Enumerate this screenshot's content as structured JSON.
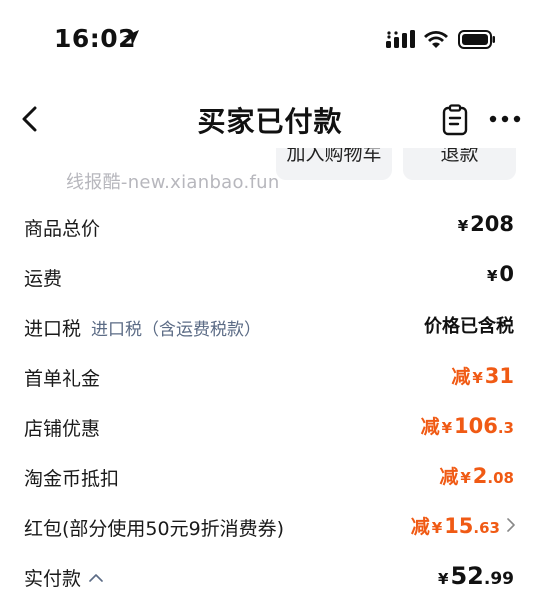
{
  "status_bar": {
    "time": "16:02"
  },
  "nav": {
    "title": "买家已付款"
  },
  "actions": {
    "cart_label": "加入购物车",
    "refund_label": "退款"
  },
  "watermark": "线报酷-new.xianbao.fun",
  "price_rows": [
    {
      "label": "商品总价",
      "currency": "¥",
      "amount": "208"
    },
    {
      "label": "运费",
      "currency": "¥",
      "amount": "0"
    },
    {
      "label": "进口税",
      "sublabel": "进口税（含运费税款）",
      "value_text": "价格已含税"
    },
    {
      "label": "首单礼金",
      "prefix": "减",
      "currency": "¥",
      "amount": "31"
    },
    {
      "label": "店铺优惠",
      "prefix": "减",
      "currency": "¥",
      "amount_int": "106",
      "amount_dec": ".3"
    },
    {
      "label": "淘金币抵扣",
      "prefix": "减",
      "currency": "¥",
      "amount_int": "2",
      "amount_dec": ".08"
    },
    {
      "label": "红包(部分使用50元9折消费券)",
      "prefix": "减",
      "currency": "¥",
      "amount_int": "15",
      "amount_dec": ".63"
    },
    {
      "label": "实付款",
      "currency": "¥",
      "amount_int": "52",
      "amount_dec": ".99"
    }
  ],
  "colors": {
    "accent": "#f05a14",
    "sublabel": "#5b6b85",
    "button_bg": "#f2f3f5"
  }
}
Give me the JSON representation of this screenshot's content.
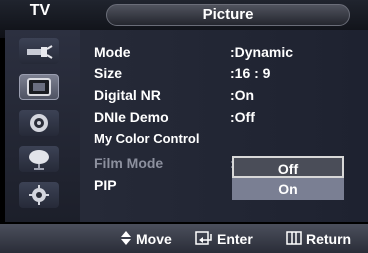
{
  "header": {
    "source_label": "TV",
    "title": "Picture"
  },
  "sidebar": {
    "items": [
      {
        "icon": "input-plug-icon"
      },
      {
        "icon": "picture-icon"
      },
      {
        "icon": "sound-icon"
      },
      {
        "icon": "channel-icon"
      },
      {
        "icon": "setup-gear-icon"
      }
    ]
  },
  "menu": {
    "items": [
      {
        "label": "Mode",
        "value": ":Dynamic"
      },
      {
        "label": "Size",
        "value": ":16 : 9"
      },
      {
        "label": "Digital NR",
        "value": ":On"
      },
      {
        "label": "DNIe Demo",
        "value": ":Off"
      },
      {
        "label": "My Color Control",
        "value": ""
      },
      {
        "label": "Film Mode",
        "value": ":"
      },
      {
        "label": "PIP",
        "value": ""
      }
    ]
  },
  "popup": {
    "options": [
      "Off",
      "On"
    ],
    "selected": "Off"
  },
  "footer": {
    "move": "Move",
    "enter": "Enter",
    "return": "Return"
  },
  "colors": {
    "background": "#000000",
    "panel": "#262a38",
    "highlight": "#7a7f93",
    "disabled_text": "#8c909e"
  }
}
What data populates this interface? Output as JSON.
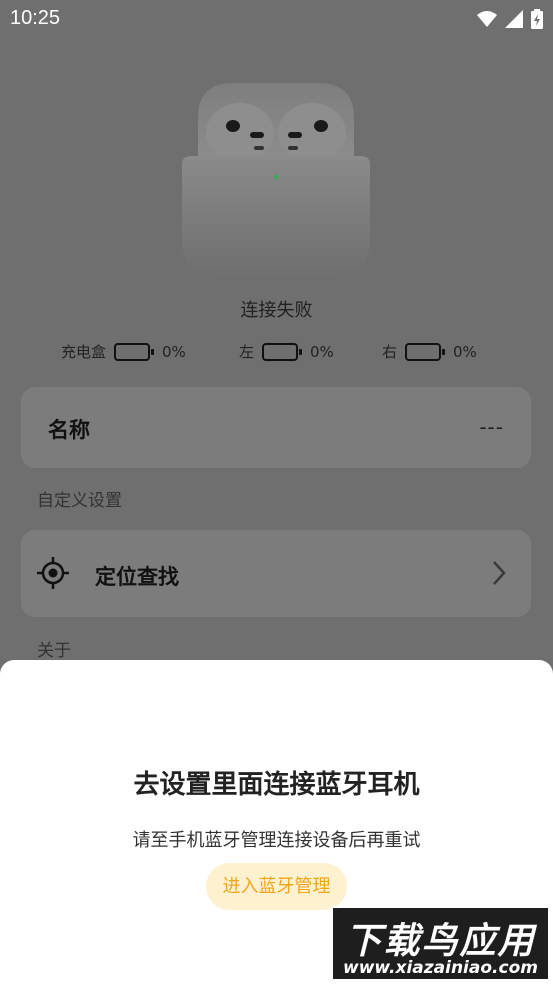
{
  "status_bar": {
    "time": "10:25"
  },
  "device": {
    "connection_status": "连接失败",
    "batteries": [
      {
        "label": "充电盒",
        "value": "0%"
      },
      {
        "label": "左",
        "value": "0%"
      },
      {
        "label": "右",
        "value": "0%"
      }
    ],
    "name_label": "名称",
    "name_value": "---"
  },
  "sections": {
    "custom_settings": "自定义设置",
    "locate_label": "定位查找",
    "about": "关于"
  },
  "dialog": {
    "title": "去设置里面连接蓝牙耳机",
    "message": "请至手机蓝牙管理连接设备后再重试",
    "button": "进入蓝牙管理"
  },
  "watermark": {
    "title": "下载鸟应用",
    "url": "www.xiazainiao.com"
  }
}
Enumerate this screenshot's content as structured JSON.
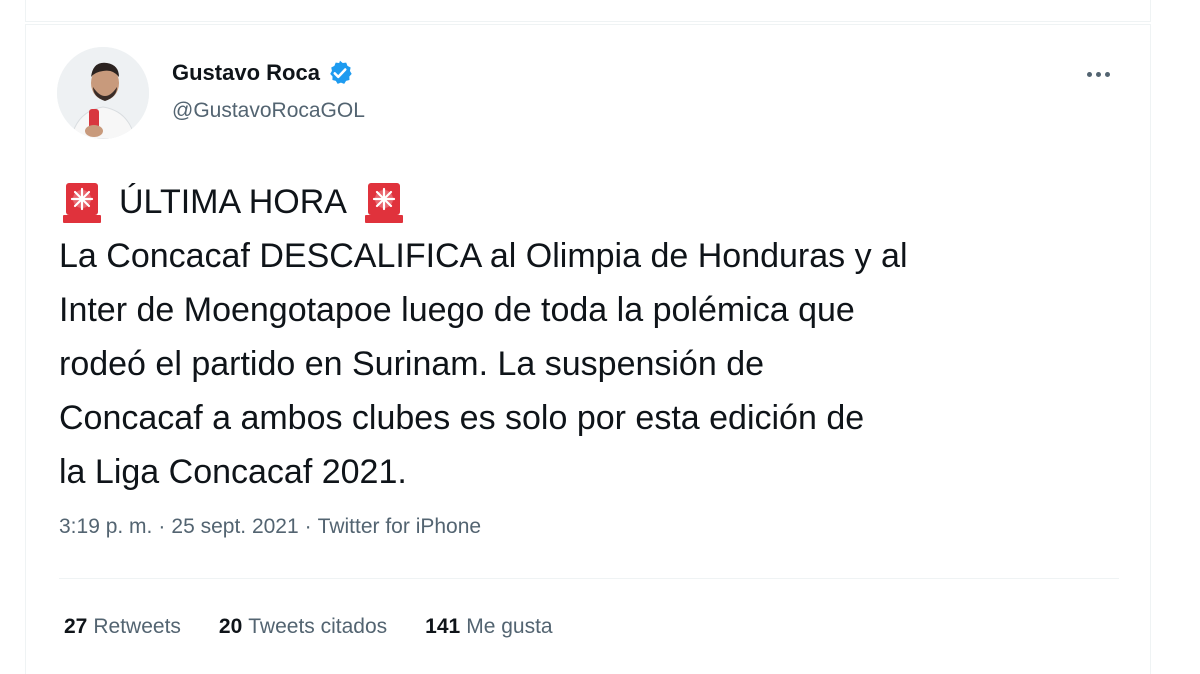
{
  "tweet": {
    "author": {
      "display_name": "Gustavo Roca",
      "handle": "@GustavoRocaGOL",
      "verified": true
    },
    "headline": "ÚLTIMA HORA",
    "headline_icon": "rotating-light-icon",
    "body_lines": [
      "La Concacaf DESCALIFICA al Olimpia de Honduras y al",
      "Inter de Moengotapoe luego de toda la polémica que",
      "rodeó el partido en Surinam. La suspensión de",
      "Concacaf a ambos clubes es solo por esta edición de",
      "la Liga Concacaf 2021."
    ],
    "time": "3:19 p. m.",
    "separator": "·",
    "date": "25 sept. 2021",
    "source": "Twitter for iPhone",
    "stats": {
      "retweets_count": "27",
      "retweets_label": "Retweets",
      "quotes_count": "20",
      "quotes_label": "Tweets citados",
      "likes_count": "141",
      "likes_label": "Me gusta"
    }
  },
  "colors": {
    "verified": "#1d9bf0",
    "siren": "#e0323c",
    "secondary_text": "#536471"
  }
}
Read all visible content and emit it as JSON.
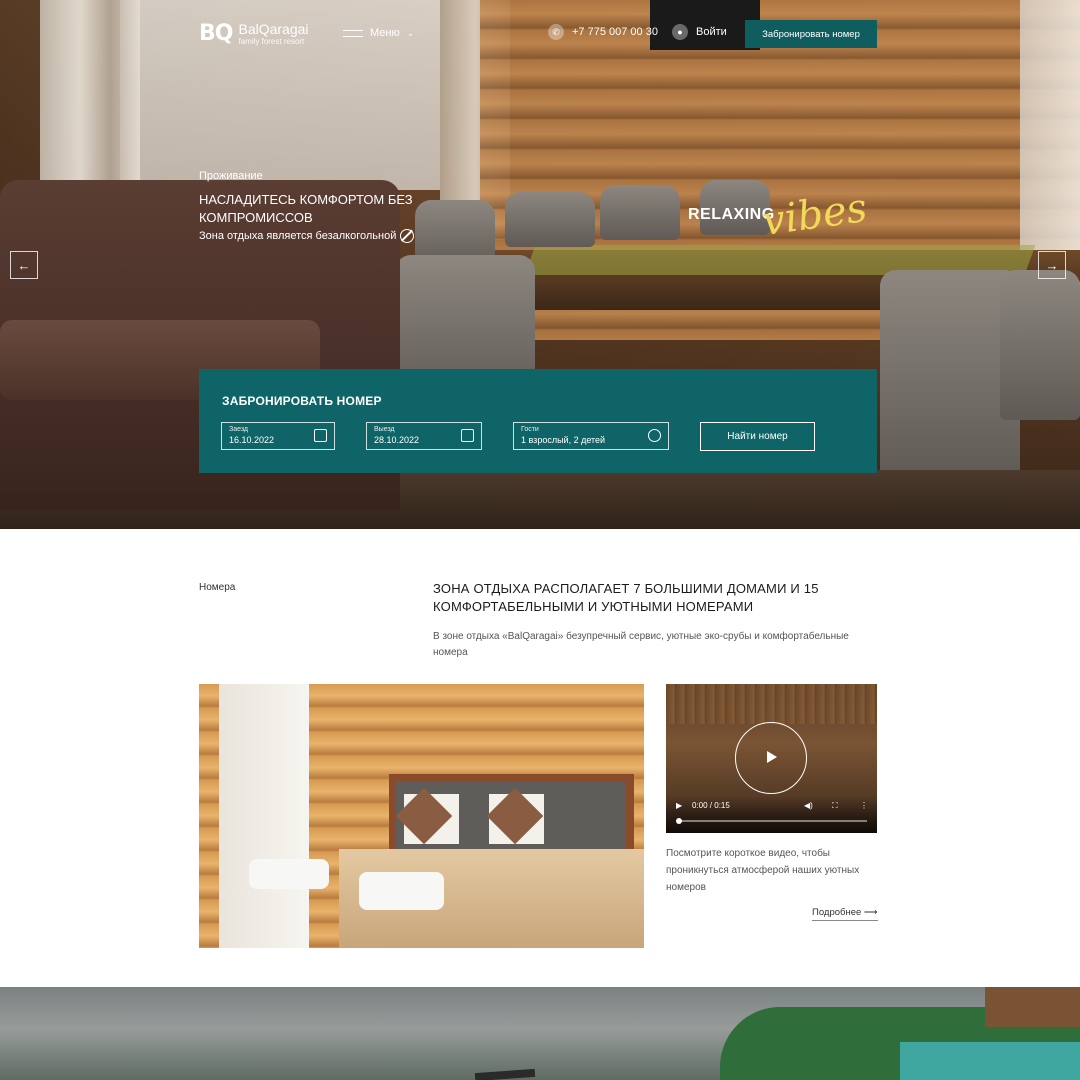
{
  "header": {
    "logo_mark": "BQ",
    "logo_name": "BalQaragai",
    "logo_sub": "family forest resort",
    "menu_label": "Меню",
    "phone": "+7 775 007 00 30",
    "login_label": "Войти",
    "book_label": "Забронировать номер"
  },
  "hero": {
    "eyebrow": "Проживание",
    "title": "Насладитесь комфортом без компромиссов",
    "desc": "Зона отдыха является безалкогольной",
    "relaxing": "RELAXING",
    "vibes": "vibes"
  },
  "booking": {
    "title": "Забронировать номер",
    "checkin_label": "Заезд",
    "checkin_value": "16.10.2022",
    "checkout_label": "Выезд",
    "checkout_value": "28.10.2022",
    "guests_label": "Гости",
    "guests_value": "1 взрослый, 2 детей",
    "find_label": "Найти номер"
  },
  "content": {
    "breadcrumb": "Номера",
    "title": "Зона отдыха располагает 7 большими домами и 15 комфортабельными и уютными номерами",
    "desc": "В зоне отдыха «BalQaragai» безупречный сервис, уютные эко-срубы и комфортабельные номера",
    "video_time": "0:00 / 0:15",
    "video_text": "Посмотрите короткое видео, чтобы проникнуться атмосферой наших уютных номеров",
    "more_label": "Подробнее ⟶"
  },
  "colors": {
    "accent": "#0e6466",
    "highlight": "#f1da5a"
  },
  "icons": [
    "menu-lines-icon",
    "phone-icon",
    "user-icon",
    "calendar-icon",
    "guests-icon",
    "arrow-left-icon",
    "arrow-right-icon",
    "play-icon",
    "no-alcohol-icon"
  ]
}
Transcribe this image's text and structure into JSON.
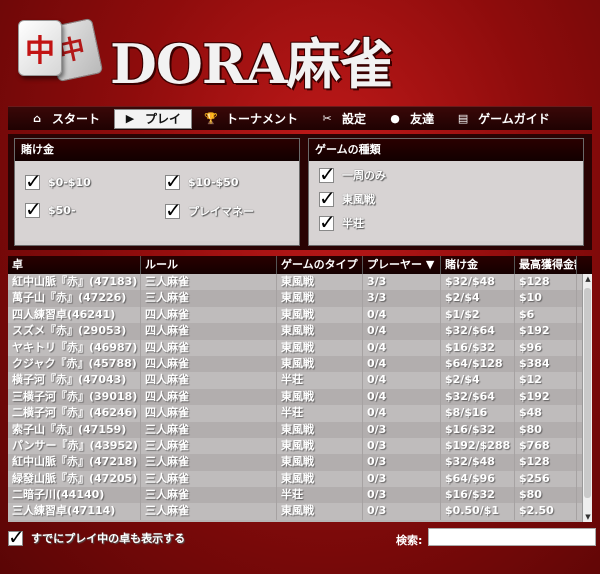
{
  "logo": {
    "tile_char": "中",
    "text": "DORA麻雀"
  },
  "nav": {
    "items": [
      {
        "label": "スタート",
        "icon": "home-icon",
        "glyph": "⌂"
      },
      {
        "label": "プレイ",
        "icon": "play-icon",
        "glyph": "▶",
        "active": true
      },
      {
        "label": "トーナメント",
        "icon": "trophy-icon",
        "glyph": "🏆"
      },
      {
        "label": "設定",
        "icon": "tools-icon",
        "glyph": "✂"
      },
      {
        "label": "友達",
        "icon": "person-icon",
        "glyph": "●"
      },
      {
        "label": "ゲームガイド",
        "icon": "book-icon",
        "glyph": "▤"
      }
    ]
  },
  "stakes": {
    "title": "賭け金",
    "options": [
      {
        "label": "$0-$10",
        "checked": true
      },
      {
        "label": "$10-$50",
        "checked": true
      },
      {
        "label": "$50-",
        "checked": true
      },
      {
        "label": "プレイマネー",
        "checked": true
      }
    ]
  },
  "game_type": {
    "title": "ゲームの種類",
    "options": [
      {
        "label": "一周のみ",
        "checked": true
      },
      {
        "label": "東風戦",
        "checked": true
      },
      {
        "label": "半荘",
        "checked": true
      }
    ]
  },
  "table": {
    "columns": [
      "卓",
      "ルール",
      "ゲームのタイプ",
      "プレーヤー ▼",
      "賭け金",
      "最高獲得金額"
    ],
    "rows": [
      [
        "紅中山脈『赤』(47183)",
        "三人麻雀",
        "東風戦",
        "3/3",
        "$32/$48",
        "$128"
      ],
      [
        "萬子山『赤』(47226)",
        "三人麻雀",
        "東風戦",
        "3/3",
        "$2/$4",
        "$10"
      ],
      [
        "四人練習卓(46241)",
        "四人麻雀",
        "東風戦",
        "0/4",
        "$1/$2",
        "$6"
      ],
      [
        "スズメ『赤』(29053)",
        "四人麻雀",
        "東風戦",
        "0/4",
        "$32/$64",
        "$192"
      ],
      [
        "ヤキトリ『赤』(46987)",
        "四人麻雀",
        "東風戦",
        "0/4",
        "$16/$32",
        "$96"
      ],
      [
        "クジャク『赤』(45788)",
        "四人麻雀",
        "東風戦",
        "0/4",
        "$64/$128",
        "$384"
      ],
      [
        "横子河『赤』(47043)",
        "四人麻雀",
        "半荘",
        "0/4",
        "$2/$4",
        "$12"
      ],
      [
        "三横子河『赤』(39018)",
        "四人麻雀",
        "東風戦",
        "0/4",
        "$32/$64",
        "$192"
      ],
      [
        "二横子河『赤』(46246)",
        "四人麻雀",
        "半荘",
        "0/4",
        "$8/$16",
        "$48"
      ],
      [
        "索子山『赤』(47159)",
        "三人麻雀",
        "東風戦",
        "0/3",
        "$16/$32",
        "$80"
      ],
      [
        "パンサー『赤』(43952)",
        "三人麻雀",
        "東風戦",
        "0/3",
        "$192/$288",
        "$768"
      ],
      [
        "紅中山脈『赤』(47218)",
        "三人麻雀",
        "東風戦",
        "0/3",
        "$32/$48",
        "$128"
      ],
      [
        "緑發山脈『赤』(47205)",
        "三人麻雀",
        "東風戦",
        "0/3",
        "$64/$96",
        "$256"
      ],
      [
        "二暗子川(44140)",
        "三人麻雀",
        "半荘",
        "0/3",
        "$16/$32",
        "$80"
      ],
      [
        "三人練習卓(47114)",
        "三人麻雀",
        "東風戦",
        "0/3",
        "$0.50/$1",
        "$2.50"
      ]
    ]
  },
  "footer": {
    "show_playing_label": "すでにプレイ中の卓も表示する",
    "show_playing_checked": true,
    "search_label": "検索:",
    "search_value": ""
  }
}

────────────────────────────────────────

Each line that holds the string "title" counts once; give the total and nothing else.

* [COMPLETE OUTPUT]:
9